[Extracted records]
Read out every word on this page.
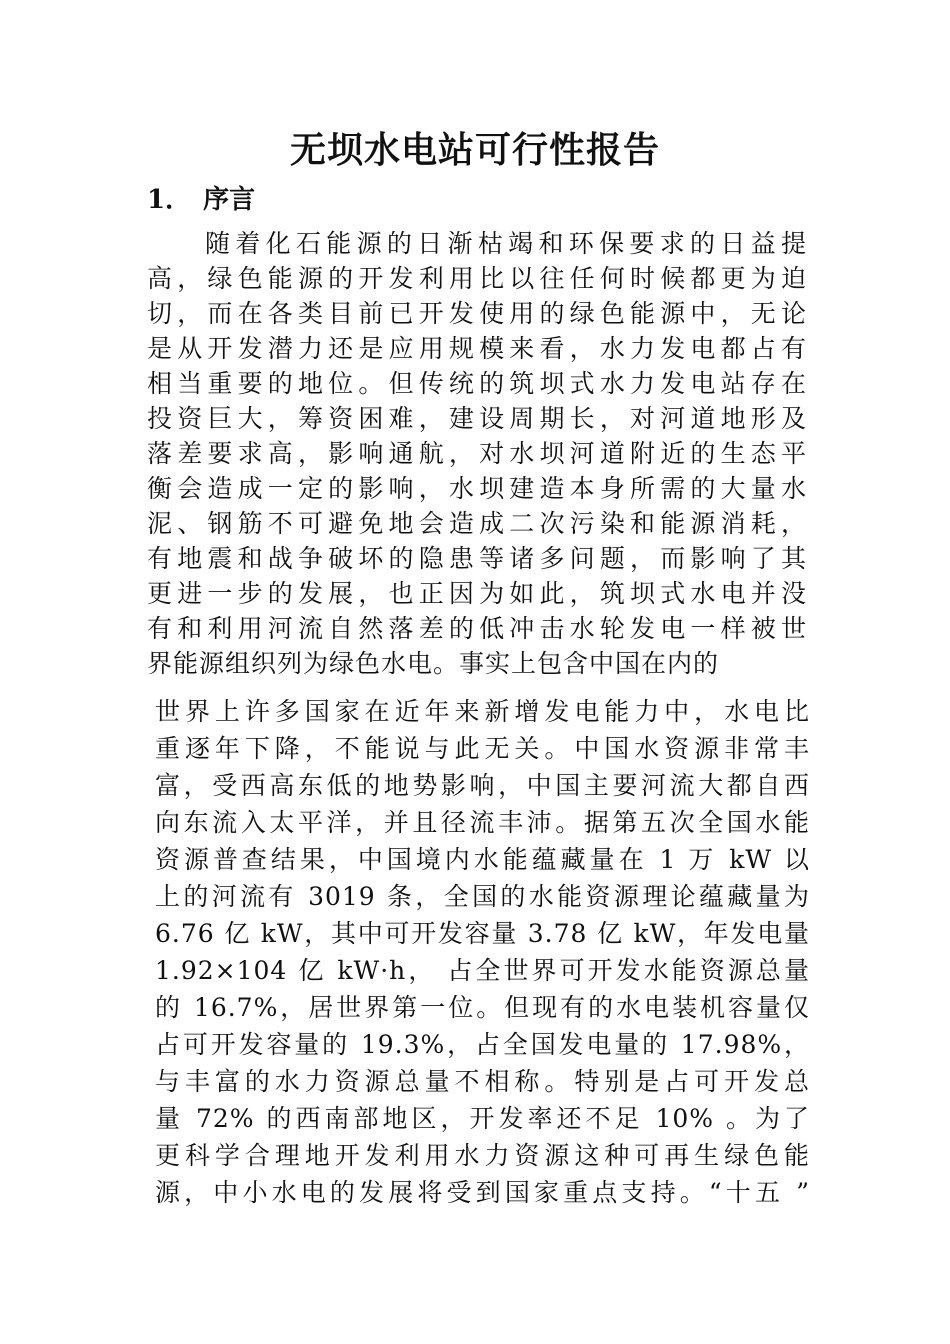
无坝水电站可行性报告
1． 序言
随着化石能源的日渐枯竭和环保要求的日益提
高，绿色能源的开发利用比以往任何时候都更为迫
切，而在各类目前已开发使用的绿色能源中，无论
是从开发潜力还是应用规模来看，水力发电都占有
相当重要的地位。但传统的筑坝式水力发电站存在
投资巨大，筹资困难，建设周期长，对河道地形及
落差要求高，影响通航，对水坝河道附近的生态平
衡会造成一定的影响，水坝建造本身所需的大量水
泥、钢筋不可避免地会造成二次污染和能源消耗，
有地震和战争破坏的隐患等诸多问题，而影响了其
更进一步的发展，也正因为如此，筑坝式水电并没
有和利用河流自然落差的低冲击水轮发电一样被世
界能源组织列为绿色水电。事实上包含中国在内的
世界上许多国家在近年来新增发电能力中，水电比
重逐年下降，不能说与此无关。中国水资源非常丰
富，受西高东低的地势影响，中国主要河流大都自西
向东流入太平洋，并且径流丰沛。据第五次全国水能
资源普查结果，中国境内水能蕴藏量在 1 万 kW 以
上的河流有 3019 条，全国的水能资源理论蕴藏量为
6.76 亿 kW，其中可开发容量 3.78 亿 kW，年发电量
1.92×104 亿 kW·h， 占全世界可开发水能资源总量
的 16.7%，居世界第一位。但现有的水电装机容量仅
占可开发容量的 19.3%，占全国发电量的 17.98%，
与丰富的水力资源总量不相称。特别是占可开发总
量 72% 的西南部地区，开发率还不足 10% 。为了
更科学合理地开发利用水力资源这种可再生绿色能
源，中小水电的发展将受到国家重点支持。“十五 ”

(SET TASK) Write out the entries above word for word. Do not include the pictures.

(TASK OUTPUT)
Read out every word on this page.
无坝水电站可行性报告
1． 序言
随着化石能源的日渐枯竭和环保要求的日益提
高，绿色能源的开发利用比以往任何时候都更为迫
切，而在各类目前已开发使用的绿色能源中，无论
是从开发潜力还是应用规模来看，水力发电都占有
相当重要的地位。但传统的筑坝式水力发电站存在
投资巨大，筹资困难，建设周期长，对河道地形及
落差要求高，影响通航，对水坝河道附近的生态平
衡会造成一定的影响，水坝建造本身所需的大量水
泥、钢筋不可避免地会造成二次污染和能源消耗，
有地震和战争破坏的隐患等诸多问题，而影响了其
更进一步的发展，也正因为如此，筑坝式水电并没
有和利用河流自然落差的低冲击水轮发电一样被世
界能源组织列为绿色水电。事实上包含中国在内的
世界上许多国家在近年来新增发电能力中，水电比
重逐年下降，不能说与此无关。中国水资源非常丰
富，受西高东低的地势影响，中国主要河流大都自西
向东流入太平洋，并且径流丰沛。据第五次全国水能
资源普查结果，中国境内水能蕴藏量在 1 万 kW 以
上的河流有 3019 条，全国的水能资源理论蕴藏量为
6.76 亿 kW，其中可开发容量 3.78 亿 kW，年发电量
1.92×104 亿 kW·h， 占全世界可开发水能资源总量
的 16.7%，居世界第一位。但现有的水电装机容量仅
占可开发容量的 19.3%，占全国发电量的 17.98%，
与丰富的水力资源总量不相称。特别是占可开发总
量 72% 的西南部地区，开发率还不足 10% 。为了
更科学合理地开发利用水力资源这种可再生绿色能
源，中小水电的发展将受到国家重点支持。“十五 ”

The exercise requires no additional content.